* **What to work on**:
(1) In the forum thread on no contact after a breakup, how long did the first poster stay in contact after being dumped?
(2) Write the next part of the forum thread on no contact after a breakup, picking up right after its final sentence.

Heatemyheart89 Posted June 11, 2010 Posted June 11, 2010 I have so far not managed to stick to no contact. But now I have to I thought i would write you'll some good reasons to stay NC and don't make the mistakes that I did. (Contact for around 10 months after he dumped my sorry ass)This list does not apply to everyone but im guessing it does some. 1)They don't want you to contact them 2)Often they will stay in contact out of pity as they feel guilty they dumped you. Do you really want that? 3)If they wanted contact- they would contact you 4) You're honestly worth more than that seriously 5)If they wanted to be in contact they wouldnt have dumped you they have missed their chance. 6) Nothing you say or do will change their mind, please save yourself the grief 7You owe them NOTHING.No happy birthdays etc. The didnt want you in their life. Screw them. 8)everything is going to be okay 9)YOU ARE LOVABLE. 10) Everything happens for a reason. Trust me. If it wasnt meant to be dont force it there could be something so much better out their for you. Hope this helps. I'm not totally over it. But I'm starting to see it from a different perspective now xxxxxxxxxx
marmaliade Posted June 11, 2010 Posted June 11, 2010 I have so far not managed to stick to no contact. xxxxxxxxxx So true, so true
McGrupp Posted June 11, 2010 Posted June 11, 2010 i can say that NC does work. i got dumped in september but finally stopped contacting in January... I only feel ive started to move on since then
paleblue Posted June 11, 2010 Posted June 11, 2010 All very good reasons not to contact your betrayer. you have enough to deal with already in life instead of wasting your time on someone who doesn’t love or respect you. and another thing I would like to add. you CAN NOT BE FRIENDS WITH YOUR EX. no matter what you hear people on here or elsewhere talking about. it’s a load of poo. do yourself a favor. make the decision. cut them out. or any thoughts about staying in contact and just move on. you will thank yourself down the road. my ex gf, who btw, ditched me, almost two years ago, still, to this day contacts me here and there ( I work with mine), she is always blowing her horn about being my friend. Asking me dumb questions and never really saying much. Its all Bs. So don’t sell yourself short. once its over, its over. No matter how good the intentions are at the time, people move on with their lives. People are either in your life or they are not. it really is that simple. No one that i know of (including myself) is really friends with their ex’s. And I know A LOT of people. The long and the short of it – don’t bother wasting your time trying to be friends with your ex. Just move on. unfortunately I have to see mine around for now. I wish I didn’t. Although it has been over for quite awhile, and we have both moved on, there are days were I still feel particularly volatile (like today) when I think of her and her attempts at trying to be my friend. Its on the verge of insulting to me.

* **Data**:
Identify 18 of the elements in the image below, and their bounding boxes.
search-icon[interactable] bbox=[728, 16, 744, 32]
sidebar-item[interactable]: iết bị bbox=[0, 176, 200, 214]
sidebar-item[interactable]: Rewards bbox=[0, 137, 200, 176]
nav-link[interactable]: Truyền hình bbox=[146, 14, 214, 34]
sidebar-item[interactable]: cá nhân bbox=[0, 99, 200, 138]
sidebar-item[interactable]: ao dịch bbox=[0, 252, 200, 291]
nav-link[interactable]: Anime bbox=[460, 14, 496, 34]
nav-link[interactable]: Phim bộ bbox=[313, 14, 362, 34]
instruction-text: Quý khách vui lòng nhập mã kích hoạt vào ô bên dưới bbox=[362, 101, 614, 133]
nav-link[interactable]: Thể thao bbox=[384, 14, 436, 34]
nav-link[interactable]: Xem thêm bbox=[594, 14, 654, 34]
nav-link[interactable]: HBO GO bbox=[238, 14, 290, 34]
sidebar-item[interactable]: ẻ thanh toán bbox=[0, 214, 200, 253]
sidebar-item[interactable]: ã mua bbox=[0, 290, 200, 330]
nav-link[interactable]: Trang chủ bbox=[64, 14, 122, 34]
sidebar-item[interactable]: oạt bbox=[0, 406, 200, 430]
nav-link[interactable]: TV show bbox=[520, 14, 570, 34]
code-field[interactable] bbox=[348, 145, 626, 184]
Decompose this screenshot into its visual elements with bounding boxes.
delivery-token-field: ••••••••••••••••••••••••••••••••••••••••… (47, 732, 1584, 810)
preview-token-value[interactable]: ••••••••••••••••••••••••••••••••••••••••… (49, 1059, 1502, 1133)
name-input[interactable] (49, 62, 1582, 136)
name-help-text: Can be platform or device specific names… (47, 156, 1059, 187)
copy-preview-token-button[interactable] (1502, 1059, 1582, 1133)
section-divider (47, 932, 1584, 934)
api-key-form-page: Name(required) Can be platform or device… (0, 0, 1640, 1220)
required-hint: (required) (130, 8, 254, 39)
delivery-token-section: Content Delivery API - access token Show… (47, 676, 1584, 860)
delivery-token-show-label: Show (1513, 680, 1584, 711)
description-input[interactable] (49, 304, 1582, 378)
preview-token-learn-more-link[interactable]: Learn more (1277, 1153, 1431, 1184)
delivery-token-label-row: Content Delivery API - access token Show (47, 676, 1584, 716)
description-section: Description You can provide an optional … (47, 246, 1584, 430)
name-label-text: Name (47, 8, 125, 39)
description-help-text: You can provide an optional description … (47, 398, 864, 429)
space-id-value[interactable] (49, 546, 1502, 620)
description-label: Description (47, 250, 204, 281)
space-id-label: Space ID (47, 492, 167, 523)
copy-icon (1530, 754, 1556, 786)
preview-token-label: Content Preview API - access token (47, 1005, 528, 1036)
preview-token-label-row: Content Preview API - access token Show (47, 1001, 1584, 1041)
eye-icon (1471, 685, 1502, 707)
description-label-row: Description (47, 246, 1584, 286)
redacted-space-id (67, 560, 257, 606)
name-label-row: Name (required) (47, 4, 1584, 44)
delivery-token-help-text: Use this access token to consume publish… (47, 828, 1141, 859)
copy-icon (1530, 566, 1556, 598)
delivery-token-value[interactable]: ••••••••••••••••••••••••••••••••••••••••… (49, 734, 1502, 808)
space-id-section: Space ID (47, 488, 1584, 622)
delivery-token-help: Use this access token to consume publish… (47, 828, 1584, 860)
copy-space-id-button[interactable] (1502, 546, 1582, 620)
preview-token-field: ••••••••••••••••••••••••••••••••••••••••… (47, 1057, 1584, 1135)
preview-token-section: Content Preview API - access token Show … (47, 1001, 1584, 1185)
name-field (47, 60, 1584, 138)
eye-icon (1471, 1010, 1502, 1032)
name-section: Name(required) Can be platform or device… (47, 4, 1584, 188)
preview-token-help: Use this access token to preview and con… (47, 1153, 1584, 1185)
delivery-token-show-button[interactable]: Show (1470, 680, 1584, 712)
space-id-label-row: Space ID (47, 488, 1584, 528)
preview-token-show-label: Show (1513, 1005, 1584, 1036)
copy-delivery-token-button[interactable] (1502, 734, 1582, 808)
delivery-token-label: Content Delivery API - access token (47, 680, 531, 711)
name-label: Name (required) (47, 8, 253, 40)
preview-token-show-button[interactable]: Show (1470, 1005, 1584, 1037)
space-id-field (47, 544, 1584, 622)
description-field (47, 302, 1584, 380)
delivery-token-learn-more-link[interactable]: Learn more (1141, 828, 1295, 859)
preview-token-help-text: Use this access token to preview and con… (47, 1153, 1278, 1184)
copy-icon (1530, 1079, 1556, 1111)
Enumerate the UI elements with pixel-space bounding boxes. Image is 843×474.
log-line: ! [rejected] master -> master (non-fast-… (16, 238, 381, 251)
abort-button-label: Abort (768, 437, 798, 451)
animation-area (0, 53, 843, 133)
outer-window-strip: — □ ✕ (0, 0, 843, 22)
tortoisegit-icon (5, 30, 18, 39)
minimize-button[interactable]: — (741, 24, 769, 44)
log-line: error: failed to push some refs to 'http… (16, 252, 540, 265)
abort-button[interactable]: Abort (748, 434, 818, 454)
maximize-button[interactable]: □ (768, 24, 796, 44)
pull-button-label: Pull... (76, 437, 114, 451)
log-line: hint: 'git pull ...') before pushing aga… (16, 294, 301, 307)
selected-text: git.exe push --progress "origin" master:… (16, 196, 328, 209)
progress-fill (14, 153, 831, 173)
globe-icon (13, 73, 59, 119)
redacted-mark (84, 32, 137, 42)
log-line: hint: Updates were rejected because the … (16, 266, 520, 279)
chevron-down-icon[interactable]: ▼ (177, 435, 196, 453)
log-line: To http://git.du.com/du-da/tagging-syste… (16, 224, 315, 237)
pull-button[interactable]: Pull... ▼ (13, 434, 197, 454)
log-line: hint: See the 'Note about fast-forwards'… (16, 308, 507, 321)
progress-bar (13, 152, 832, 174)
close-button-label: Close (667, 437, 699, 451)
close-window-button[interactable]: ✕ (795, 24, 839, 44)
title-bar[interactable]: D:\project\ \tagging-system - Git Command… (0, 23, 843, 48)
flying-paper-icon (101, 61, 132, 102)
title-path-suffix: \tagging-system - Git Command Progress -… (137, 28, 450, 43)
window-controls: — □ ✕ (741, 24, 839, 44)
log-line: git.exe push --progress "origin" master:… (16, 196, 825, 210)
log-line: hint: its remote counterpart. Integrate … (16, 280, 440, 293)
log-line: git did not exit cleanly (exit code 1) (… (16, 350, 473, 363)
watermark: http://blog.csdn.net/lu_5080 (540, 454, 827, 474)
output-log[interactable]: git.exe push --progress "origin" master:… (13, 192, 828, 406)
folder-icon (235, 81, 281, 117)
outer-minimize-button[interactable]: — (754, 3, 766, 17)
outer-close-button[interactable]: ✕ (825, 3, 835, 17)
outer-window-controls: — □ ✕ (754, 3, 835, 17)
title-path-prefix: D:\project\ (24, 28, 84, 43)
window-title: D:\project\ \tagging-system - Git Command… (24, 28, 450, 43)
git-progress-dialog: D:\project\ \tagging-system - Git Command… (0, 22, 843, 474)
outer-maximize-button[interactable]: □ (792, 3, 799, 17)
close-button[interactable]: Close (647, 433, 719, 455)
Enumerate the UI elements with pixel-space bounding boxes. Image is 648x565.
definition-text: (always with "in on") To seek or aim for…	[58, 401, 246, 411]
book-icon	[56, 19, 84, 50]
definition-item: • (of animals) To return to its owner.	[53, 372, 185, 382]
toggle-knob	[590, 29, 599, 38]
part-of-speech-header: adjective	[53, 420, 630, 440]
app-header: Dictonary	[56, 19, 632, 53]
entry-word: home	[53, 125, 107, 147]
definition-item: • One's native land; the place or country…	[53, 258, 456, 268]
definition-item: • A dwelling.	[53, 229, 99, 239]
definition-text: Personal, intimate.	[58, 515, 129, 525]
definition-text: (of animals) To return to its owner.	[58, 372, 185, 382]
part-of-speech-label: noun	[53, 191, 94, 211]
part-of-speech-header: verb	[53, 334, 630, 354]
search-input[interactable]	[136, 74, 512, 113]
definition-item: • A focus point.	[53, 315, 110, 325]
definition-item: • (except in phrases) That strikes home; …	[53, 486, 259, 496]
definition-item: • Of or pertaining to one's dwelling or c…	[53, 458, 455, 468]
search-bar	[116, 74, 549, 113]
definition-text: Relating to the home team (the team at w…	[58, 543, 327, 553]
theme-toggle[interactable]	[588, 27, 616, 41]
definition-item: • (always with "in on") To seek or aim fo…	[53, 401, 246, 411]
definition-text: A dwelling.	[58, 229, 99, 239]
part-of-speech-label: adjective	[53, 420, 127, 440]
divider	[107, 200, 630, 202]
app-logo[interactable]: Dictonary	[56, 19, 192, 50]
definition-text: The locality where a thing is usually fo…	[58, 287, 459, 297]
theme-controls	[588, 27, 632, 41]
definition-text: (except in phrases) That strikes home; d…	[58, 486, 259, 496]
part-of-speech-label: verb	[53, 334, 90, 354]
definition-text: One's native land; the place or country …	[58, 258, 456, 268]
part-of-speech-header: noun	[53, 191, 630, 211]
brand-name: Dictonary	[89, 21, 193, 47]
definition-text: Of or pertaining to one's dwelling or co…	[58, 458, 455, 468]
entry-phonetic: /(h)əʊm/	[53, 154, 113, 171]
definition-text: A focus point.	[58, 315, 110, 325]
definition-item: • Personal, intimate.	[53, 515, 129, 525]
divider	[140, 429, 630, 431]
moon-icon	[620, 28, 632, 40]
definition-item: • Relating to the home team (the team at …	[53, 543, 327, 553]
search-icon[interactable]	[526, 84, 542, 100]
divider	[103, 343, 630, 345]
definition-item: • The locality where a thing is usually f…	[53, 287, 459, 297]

* **Results for each task**:
(1) Around 10 months.

(2)
Nikki Sahagin Posted June 11, 2010 Posted June 11, 2010 As someone that has struggled with NC, I agree. There are no advantages to staying in touch. If the dumper really cares about you and you wish to maintain a friendship in the future when the feelings are gone, they will still be there to be friends and they will understand. If the friendship/relationship dies, it is not YOUR fault for going NC, but there's for being selfish. There is no crime in turning to NC; it saves your sanity.
Cantcope Posted June 11, 2010 Posted June 11, 2010 How do YOU cope with working with your ex. I too work with mine. I seem to feel better now over the weekend because I don't see him, but Monday-through Friday, I'm filled with anxiety!!!
Author Heatemyheart89 Posted June 12, 2010 Author Posted June 12, 2010 How do YOU cope with working with your ex. I too work with mine. I seem to feel better now over the weekend because I don't see him, but Monday-through Friday, I'm filled with anxiety!!! Im not paleblue but I used to go to college with an ex and when we passed each other in the corridor it was a nightmare. Really horrible. Didnt talk for months. Also didnt help that he said to my friend ' yer dumping *** was the right decision :S' In the end we just realised that it was easy to just smile and say hello. But I would say hold you head high and the anxiety will pass eventually and you will realise you don't care as much/anymore.
teanoranges Posted June 12, 2010 Posted June 12, 2010 i can say that NC does work. i got dumped in september but finally stopped contacting in January... I only feel ive started to move on since then Same thing for me. Broke up in June. NC in November.. didn't start healing until NC. Didn't start seeing truth until NC.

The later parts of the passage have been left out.